◆ **Work instructions**:
Leave out the pictures and copy everything else in the entries exactly.

□ □ □ □ □ □ □

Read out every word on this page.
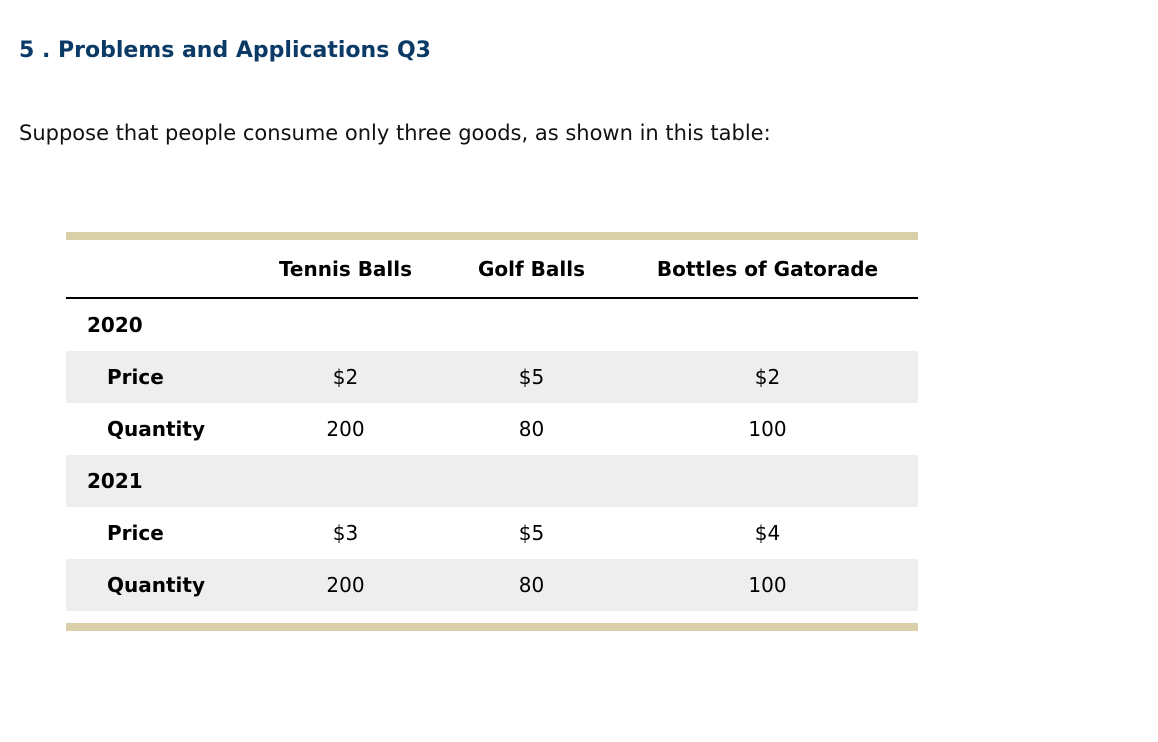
5 . Problems and Applications Q3

Suppose that people consume only three goods, as shown in this table:

	Tennis Balls	Golf Balls	Bottles of Gatorade
2020			
Price	$2	$5	$2
Quantity	200	80	100
2021			
Price	$3	$5	$4
Quantity	200	80	100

□ □ □ □ □ □ □

◆ **Result**:
Read out every word on this page.
5 . Problems and Applications Q3

Suppose that people consume only three goods, as shown in this table:

	Tennis Balls	Golf Balls	Bottles of Gatorade
2020			
Price	$2	$5	$2
Quantity	200	80	100
2021			
Price	$3	$5	$4
Quantity	200	80	100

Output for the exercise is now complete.